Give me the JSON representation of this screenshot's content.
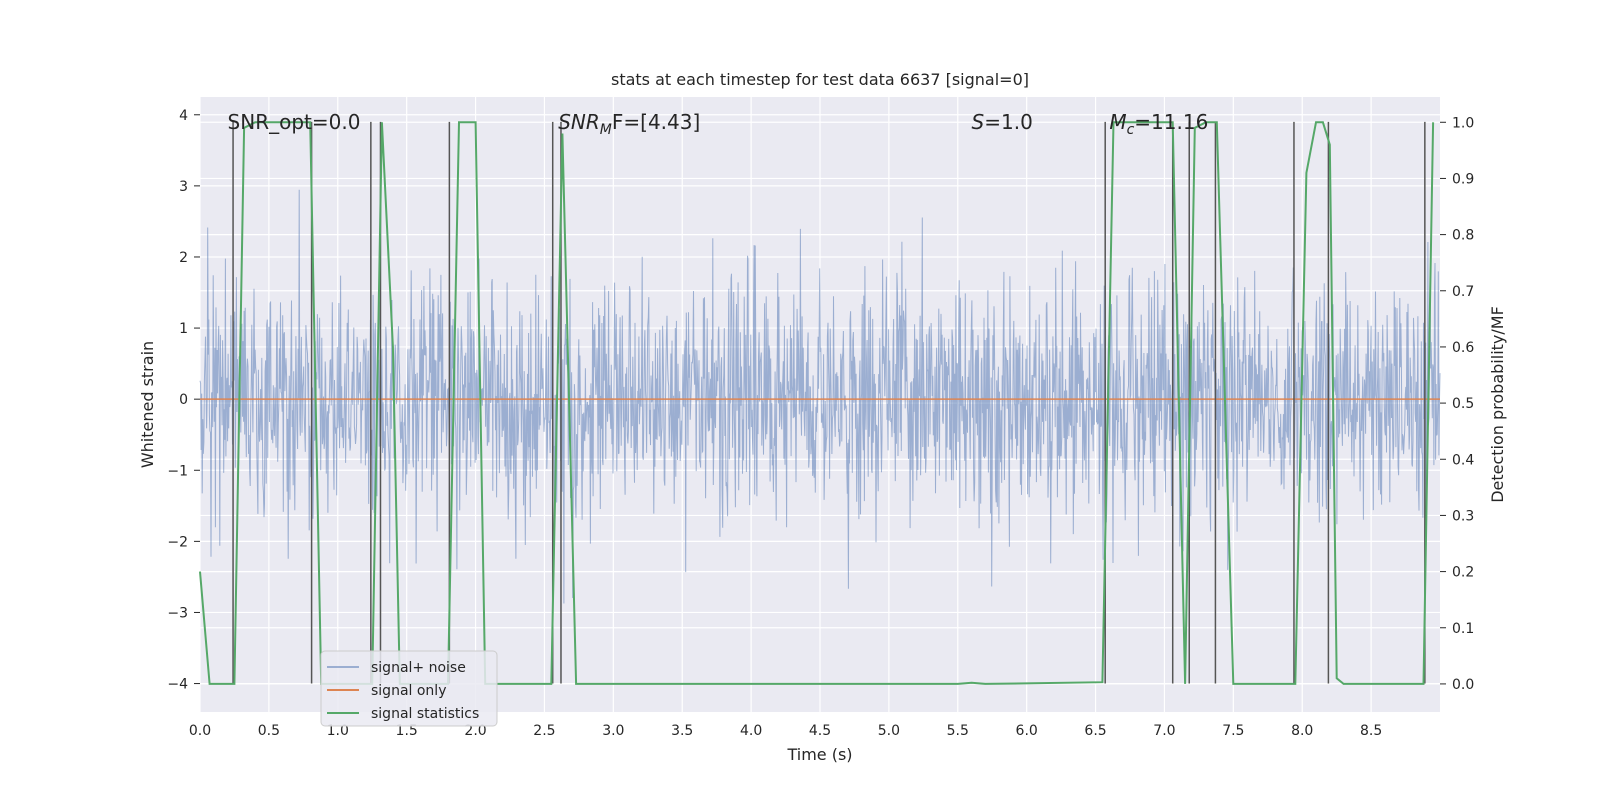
{
  "chart_data": {
    "type": "line",
    "title": "stats at each timestep for test data 6637 [signal=0]",
    "xlabel": "Time (s)",
    "ylabel": "Whitened strain",
    "y2label": "Detection probability/MF",
    "xlim": [
      0.0,
      9.0
    ],
    "ylim": [
      -4.4,
      4.25
    ],
    "y2lim": [
      -0.05,
      1.045
    ],
    "xticks": [
      0.0,
      0.5,
      1.0,
      1.5,
      2.0,
      2.5,
      3.0,
      3.5,
      4.0,
      4.5,
      5.0,
      5.5,
      6.0,
      6.5,
      7.0,
      7.5,
      8.0,
      8.5
    ],
    "xtick_labels": [
      "0.0",
      "0.5",
      "1.0",
      "1.5",
      "2.0",
      "2.5",
      "3.0",
      "3.5",
      "4.0",
      "4.5",
      "5.0",
      "5.5",
      "6.0",
      "6.5",
      "7.0",
      "7.5",
      "8.0",
      "8.5"
    ],
    "yticks": [
      -4,
      -3,
      -2,
      -1,
      0,
      1,
      2,
      3,
      4
    ],
    "ytick_labels": [
      "−4",
      "−3",
      "−2",
      "−1",
      "0",
      "1",
      "2",
      "3",
      "4"
    ],
    "y2ticks": [
      0.0,
      0.1,
      0.2,
      0.3,
      0.4,
      0.5,
      0.6,
      0.7,
      0.8,
      0.9,
      1.0
    ],
    "y2tick_labels": [
      "0.0",
      "0.1",
      "0.2",
      "0.3",
      "0.4",
      "0.5",
      "0.6",
      "0.7",
      "0.8",
      "0.9",
      "1.0"
    ],
    "grid": true,
    "legend_position": "lower-left",
    "annotations": {
      "snr_opt": {
        "label": "SNR_opt=0.0",
        "x": 0.2
      },
      "snr_mf_name": "SNR",
      "snr_mf_sub": "M",
      "snr_mf_tail": "F=[4.43]",
      "snr_mf_x": 2.6,
      "s_name": "S",
      "s_tail": "=1.0",
      "s_x": 5.6,
      "mc_name": "M",
      "mc_sub": "c",
      "mc_tail": "=11.16",
      "mc_x": 6.6,
      "annot_y": 3.8
    },
    "series": [
      {
        "name": "signal+ noise",
        "color": "#4c72b0",
        "opacity": 0.5,
        "axis": "left",
        "noise_sigma": 0.85,
        "n_samples": 2250
      },
      {
        "name": "signal only",
        "color": "#dd8452",
        "axis": "left",
        "x": [
          0.0,
          9.0
        ],
        "y": [
          0.0,
          0.0
        ]
      },
      {
        "name": "signal statistics",
        "color": "#55a868",
        "axis": "right",
        "x": [
          0.0,
          0.07,
          0.25,
          0.32,
          0.4,
          0.6,
          0.8,
          0.88,
          1.25,
          1.32,
          1.4,
          1.45,
          1.8,
          1.88,
          2.0,
          2.07,
          2.55,
          2.63,
          2.73,
          5.5,
          5.6,
          5.7,
          6.55,
          6.63,
          6.7,
          7.06,
          7.15,
          7.22,
          7.3,
          7.38,
          7.5,
          7.95,
          8.03,
          8.1,
          8.15,
          8.2,
          8.25,
          8.3,
          8.35,
          8.88,
          8.95
        ],
        "y": [
          0.2,
          0.0,
          0.0,
          0.99,
          1.0,
          1.0,
          1.0,
          0.0,
          0.0,
          1.0,
          0.6,
          0.0,
          0.0,
          1.0,
          1.0,
          0.0,
          0.0,
          0.98,
          0.0,
          0.0,
          0.002,
          0.0,
          0.003,
          1.0,
          1.0,
          1.0,
          0.0,
          0.99,
          1.0,
          1.0,
          0.0,
          0.0,
          0.91,
          1.0,
          1.0,
          0.96,
          0.01,
          0.0,
          0.0,
          0.0,
          1.0
        ]
      }
    ],
    "vertical_lines": {
      "color": "#555555",
      "x": [
        0.24,
        0.81,
        1.24,
        1.31,
        1.81,
        2.56,
        2.62,
        6.57,
        7.06,
        7.18,
        7.37,
        7.94,
        8.19,
        8.89
      ]
    }
  },
  "colors": {
    "plot_background": "#eaeaf2",
    "grid": "#ffffff",
    "legend_background": "#eaeaf2",
    "legend_border": "#cccccc"
  }
}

---+---

> **Problem description**
Reproduce the data verbatim. Do not carry any picture into the copy.

> **Exercise response**
Give me the JSON representation of this screenshot's content.
{
  "chart_data": {
    "type": "line",
    "title": "stats at each timestep for test data 6637 [signal=0]",
    "xlabel": "Time (s)",
    "ylabel": "Whitened strain",
    "y2label": "Detection probability/MF",
    "xlim": [
      0.0,
      9.0
    ],
    "ylim": [
      -4.4,
      4.25
    ],
    "y2lim": [
      -0.05,
      1.045
    ],
    "xticks": [
      0.0,
      0.5,
      1.0,
      1.5,
      2.0,
      2.5,
      3.0,
      3.5,
      4.0,
      4.5,
      5.0,
      5.5,
      6.0,
      6.5,
      7.0,
      7.5,
      8.0,
      8.5
    ],
    "xtick_labels": [
      "0.0",
      "0.5",
      "1.0",
      "1.5",
      "2.0",
      "2.5",
      "3.0",
      "3.5",
      "4.0",
      "4.5",
      "5.0",
      "5.5",
      "6.0",
      "6.5",
      "7.0",
      "7.5",
      "8.0",
      "8.5"
    ],
    "yticks": [
      -4,
      -3,
      -2,
      -1,
      0,
      1,
      2,
      3,
      4
    ],
    "ytick_labels": [
      "−4",
      "−3",
      "−2",
      "−1",
      "0",
      "1",
      "2",
      "3",
      "4"
    ],
    "y2ticks": [
      0.0,
      0.1,
      0.2,
      0.3,
      0.4,
      0.5,
      0.6,
      0.7,
      0.8,
      0.9,
      1.0
    ],
    "y2tick_labels": [
      "0.0",
      "0.1",
      "0.2",
      "0.3",
      "0.4",
      "0.5",
      "0.6",
      "0.7",
      "0.8",
      "0.9",
      "1.0"
    ],
    "grid": true,
    "legend_position": "lower-left",
    "annotations": {
      "snr_opt": {
        "label": "SNR_opt=0.0",
        "x": 0.2
      },
      "snr_mf_name": "SNR",
      "snr_mf_sub": "M",
      "snr_mf_tail": "F=[4.43]",
      "snr_mf_x": 2.6,
      "s_name": "S",
      "s_tail": "=1.0",
      "s_x": 5.6,
      "mc_name": "M",
      "mc_sub": "c",
      "mc_tail": "=11.16",
      "mc_x": 6.6,
      "annot_y": 3.8
    },
    "series": [
      {
        "name": "signal+ noise",
        "color": "#4c72b0",
        "opacity": 0.5,
        "axis": "left",
        "noise_sigma": 0.85,
        "n_samples": 2250
      },
      {
        "name": "signal only",
        "color": "#dd8452",
        "axis": "left",
        "x": [
          0.0,
          9.0
        ],
        "y": [
          0.0,
          0.0
        ]
      },
      {
        "name": "signal statistics",
        "color": "#55a868",
        "axis": "right",
        "x": [
          0.0,
          0.07,
          0.25,
          0.32,
          0.4,
          0.6,
          0.8,
          0.88,
          1.25,
          1.32,
          1.4,
          1.45,
          1.8,
          1.88,
          2.0,
          2.07,
          2.55,
          2.63,
          2.73,
          5.5,
          5.6,
          5.7,
          6.55,
          6.63,
          6.7,
          7.06,
          7.15,
          7.22,
          7.3,
          7.38,
          7.5,
          7.95,
          8.03,
          8.1,
          8.15,
          8.2,
          8.25,
          8.3,
          8.35,
          8.88,
          8.95
        ],
        "y": [
          0.2,
          0.0,
          0.0,
          0.99,
          1.0,
          1.0,
          1.0,
          0.0,
          0.0,
          1.0,
          0.6,
          0.0,
          0.0,
          1.0,
          1.0,
          0.0,
          0.0,
          0.98,
          0.0,
          0.0,
          0.002,
          0.0,
          0.003,
          1.0,
          1.0,
          1.0,
          0.0,
          0.99,
          1.0,
          1.0,
          0.0,
          0.0,
          0.91,
          1.0,
          1.0,
          0.96,
          0.01,
          0.0,
          0.0,
          0.0,
          1.0
        ]
      }
    ],
    "vertical_lines": {
      "color": "#555555",
      "x": [
        0.24,
        0.81,
        1.24,
        1.31,
        1.81,
        2.56,
        2.62,
        6.57,
        7.06,
        7.18,
        7.37,
        7.94,
        8.19,
        8.89
      ]
    }
  },
  "colors": {
    "plot_background": "#eaeaf2",
    "grid": "#ffffff",
    "legend_background": "#eaeaf2",
    "legend_border": "#cccccc"
  }
}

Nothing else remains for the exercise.